**PAGE TEXT**
==========

While the dataset is not explicitly organized as a time series, the two sequences of 30 elements representing temperature evolution capture temporal dynamics. When presented sequentially during training, the model can learn patterns and dependencies over time, despite not conforming to the traditional time series format. The choice between a Bayesian Neural Network (BNN) and a Recurrent Neural Network (RNN) [8], such as LSTM [9] or GRU [10], for this task is influenced by several factors. In addition to BNNs providing uncertainty estimation, they exhibit regularization effects through Bayesian inference, aiding in preventing overfitting, particularly in scenarios with limited data.

2.3. Examples of the direct model performances

In this subsection, the aim is to compare the proposed convolution method, employed as a direct model for the simulation of IRT in delaminated CFRPs, and the established Comsol approach. Alignment and coherence of results between these two methodologies are exemplified for the configurations shown in Fig. 2, temperature evolutions at the central pixel being displayed in Fig. 3,

Fig. 2.

Sketches of the different configurations: (a) n°1, (b) n°2, (c) n°3.

Fig. 3.

Central pixel temperature evolution for both top and bottom surfaces with configurations (a) n°1, (b) n°3, (c) n°2 with and without central defect.

2.4. BNN outputs

The Bayesian Neural Network (BNN) produces two key outputs with distinct purposes. The first output is a volumetric object (160 × 160 pixels, depth of 5) representing layer interfaces in the fiber-reinforced laminate. This visualizes structural features and defects. The second set of outputs includes coordinates of delamination key points—four corner points, depth, and width. These outputs provide detailed insights into the location, extent, and geometric features of the delamination within the structure.

By providing both the volumetric object representing the layer interfaces and the precise coordinates of the delamination, the BNN outputs offer a comprehensive characterization of the CFRP’s internal structure and the presence of potential defects.

3. BNN architecture

A suitable choice of architecture for the BNN could be a convolutional neural network (CNN) combined with Bayesian layers. Hereafter is the suggested architecture (Fig. 4):

Fig. 4.

Sketch of the proposed dual-input dual-output BNN for delamination detection.

==========

**DATA SUPPLIED**
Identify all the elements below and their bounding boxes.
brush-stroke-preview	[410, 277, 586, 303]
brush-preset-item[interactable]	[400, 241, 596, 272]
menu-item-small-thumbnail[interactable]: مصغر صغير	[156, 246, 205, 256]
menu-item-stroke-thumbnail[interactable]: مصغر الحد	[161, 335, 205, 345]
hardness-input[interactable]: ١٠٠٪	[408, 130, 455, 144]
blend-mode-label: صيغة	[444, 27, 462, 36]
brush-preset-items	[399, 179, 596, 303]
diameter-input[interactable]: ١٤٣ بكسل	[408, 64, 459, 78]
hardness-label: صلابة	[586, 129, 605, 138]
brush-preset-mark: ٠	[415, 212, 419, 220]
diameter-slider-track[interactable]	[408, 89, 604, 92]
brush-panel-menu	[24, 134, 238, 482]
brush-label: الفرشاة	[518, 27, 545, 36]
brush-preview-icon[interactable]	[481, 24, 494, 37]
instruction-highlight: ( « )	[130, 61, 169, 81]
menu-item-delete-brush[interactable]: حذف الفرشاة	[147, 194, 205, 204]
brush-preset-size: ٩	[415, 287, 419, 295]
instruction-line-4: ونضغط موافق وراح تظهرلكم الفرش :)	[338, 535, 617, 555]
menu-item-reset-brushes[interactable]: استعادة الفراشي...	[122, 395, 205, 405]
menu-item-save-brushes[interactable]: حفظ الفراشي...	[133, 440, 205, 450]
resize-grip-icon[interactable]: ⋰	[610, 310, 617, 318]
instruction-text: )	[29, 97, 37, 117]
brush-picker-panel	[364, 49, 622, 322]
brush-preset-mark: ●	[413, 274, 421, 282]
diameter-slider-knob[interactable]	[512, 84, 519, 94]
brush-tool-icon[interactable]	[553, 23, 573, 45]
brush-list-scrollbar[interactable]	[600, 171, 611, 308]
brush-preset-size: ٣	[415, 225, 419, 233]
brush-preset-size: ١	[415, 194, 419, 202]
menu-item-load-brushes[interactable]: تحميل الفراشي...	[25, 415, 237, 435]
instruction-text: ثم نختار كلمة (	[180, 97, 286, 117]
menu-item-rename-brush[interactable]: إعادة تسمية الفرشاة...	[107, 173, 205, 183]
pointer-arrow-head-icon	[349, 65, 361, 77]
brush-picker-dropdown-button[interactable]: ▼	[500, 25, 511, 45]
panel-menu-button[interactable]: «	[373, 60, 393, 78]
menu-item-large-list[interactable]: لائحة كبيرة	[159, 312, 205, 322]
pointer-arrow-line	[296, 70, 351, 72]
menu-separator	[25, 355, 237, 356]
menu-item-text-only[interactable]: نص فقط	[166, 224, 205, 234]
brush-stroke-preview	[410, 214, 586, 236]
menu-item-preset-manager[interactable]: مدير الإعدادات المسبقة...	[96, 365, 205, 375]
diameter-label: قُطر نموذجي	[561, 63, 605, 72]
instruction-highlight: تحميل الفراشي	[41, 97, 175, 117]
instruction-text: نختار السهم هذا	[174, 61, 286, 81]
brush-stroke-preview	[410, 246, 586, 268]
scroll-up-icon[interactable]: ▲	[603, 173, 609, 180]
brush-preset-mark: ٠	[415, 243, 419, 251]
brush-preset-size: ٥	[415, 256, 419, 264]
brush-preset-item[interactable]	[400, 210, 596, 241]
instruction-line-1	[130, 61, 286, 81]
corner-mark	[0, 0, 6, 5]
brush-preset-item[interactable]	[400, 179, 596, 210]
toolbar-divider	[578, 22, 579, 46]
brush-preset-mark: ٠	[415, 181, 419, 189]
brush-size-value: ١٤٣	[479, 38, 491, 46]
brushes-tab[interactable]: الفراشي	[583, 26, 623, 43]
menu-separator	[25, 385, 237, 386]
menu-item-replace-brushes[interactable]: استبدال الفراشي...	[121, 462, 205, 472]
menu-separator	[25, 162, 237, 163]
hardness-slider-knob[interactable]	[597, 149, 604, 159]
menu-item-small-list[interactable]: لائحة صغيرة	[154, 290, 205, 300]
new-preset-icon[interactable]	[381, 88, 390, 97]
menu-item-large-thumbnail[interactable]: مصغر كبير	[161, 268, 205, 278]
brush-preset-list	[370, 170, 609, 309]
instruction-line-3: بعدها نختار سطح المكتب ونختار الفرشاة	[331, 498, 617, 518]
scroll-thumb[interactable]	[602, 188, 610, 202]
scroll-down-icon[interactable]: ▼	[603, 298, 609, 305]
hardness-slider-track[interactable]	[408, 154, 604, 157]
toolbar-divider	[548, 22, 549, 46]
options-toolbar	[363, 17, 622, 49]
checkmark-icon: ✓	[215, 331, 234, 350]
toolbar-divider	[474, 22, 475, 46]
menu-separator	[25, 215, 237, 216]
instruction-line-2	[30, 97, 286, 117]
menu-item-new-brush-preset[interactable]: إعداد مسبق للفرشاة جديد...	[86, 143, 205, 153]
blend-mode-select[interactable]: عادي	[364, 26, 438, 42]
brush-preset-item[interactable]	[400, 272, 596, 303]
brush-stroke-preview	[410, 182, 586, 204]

==========

**EXERCISE TASKS**
(A) In the text on delamination detection with a Bayesian neural network, what size is the volumetric object that the network outputs?
(B) Continue the text on delamination detection with a Bayesian neural network, starting after its final sentence.
The material shown comes from a separate source and is unrelated to the text on delamination detection.

**RESULTS BY TASK**
(A) It is 160 × 160 pixels with a depth of 5.

(B)
The model yields two distinct outputs: segmentation and regression. The segmentation output serves the purpose of providing a volumetric representation. It creates a binary mask that discerns which pixels within the input matrices correspond to the detected delamination and which do not. Essentially, this output visually delineates the spatial extent of the identified delamination within the material. Complementing the segmentation output, the regression output offers quantitative insights into the detected delamination. The regression output is succinctly represented as a table of parameters, offering numerical estimates and coordinates associated with the detected delamination.

4. Illustrative numerical simulations

4.1. Quantitative assessment – Regression

To quantitatively appraise the accuracy of the regression output, one employs a relative error metric. This evaluation allows measurement of the discrepancy between predicted coordinates of the delamination and actual ones, providing insights into the precision and reliability of the regression model. The relative error Err obtained with one-defect simulated anisotropic laminates reads as $\begin{eqnarray}Err=\frac{1}{N}\mathop{\sum }_{n}\sqrt{{\displaystyle \frac{\displaystyle \mathop{\sum }_{w,h}|\hat{{\zeta}}_{w,h}^{n}-{\zeta}_{w,h}^{n}|^{2}}{\displaystyle \mathop{\sum }_{w,h}|{\zeta}_{w,h}^{n}|^{2}}}}.\end{eqnarray}$ (3)

The Bayesian CNN network exhibits superior accuracy in relative error metrics for coordinate estimation of the delamination compared to a Res-Net as shown in Table 1, underscoring its efficacy in achieving more precise and reliable predictions in the task of delamination characterization.

Table 1

Err of different networks on the test set (2500 samples)

Network	x₁ , y₁	x₂ , y₂	x₃ , y₃	x₄ , y₄	Depth
Res-Net	0.1236	0.1110	0.1352	0.1417	0.0847 ± 0.0092
Bayesian CNN	0.1150	0.1123	0.1201	0.1484	0.0719 ± 0.0083

4.2. Quantitative assessment – Segmentation

The classification objective is to differentiate between damaged (Class 1) and intact (Class 0) parts. Figure 5 displays classification results for delamination at the 2nd interface (between the 2nd and 3rd layers), presenting maps for each internal interface of the part. Figures 5 and 6 depict classification and probability maps for the studied internal interface. Notably, ground truth defect size classification appears qualitatively incomplete. While the estimation of delamination position at depth is generally accurate, points on internal interfaces 1 and 3 are misclassified as defects. The distribution of these erroneous estimates varies in dimensions across internal interfaces.

Fig. 5.

Classification maps for each internal interface (ground truth defect size in red).

Fig. 6.

Probability maps for each internal interface (ground truth defect size in red).

For example, at interface 1, misclassified points are distributed over a much wider area than at interface 3. This can be explained by the fact that the algorithm can estimate that, based on the temperature maps as training input, such changes in surface temperature flow (high and low) might proceed from, e.g., the presence of a wider defect at a higher interface, or a less extended one but at a deeper interface, directly reflected in the visual interpretation of the classification maps.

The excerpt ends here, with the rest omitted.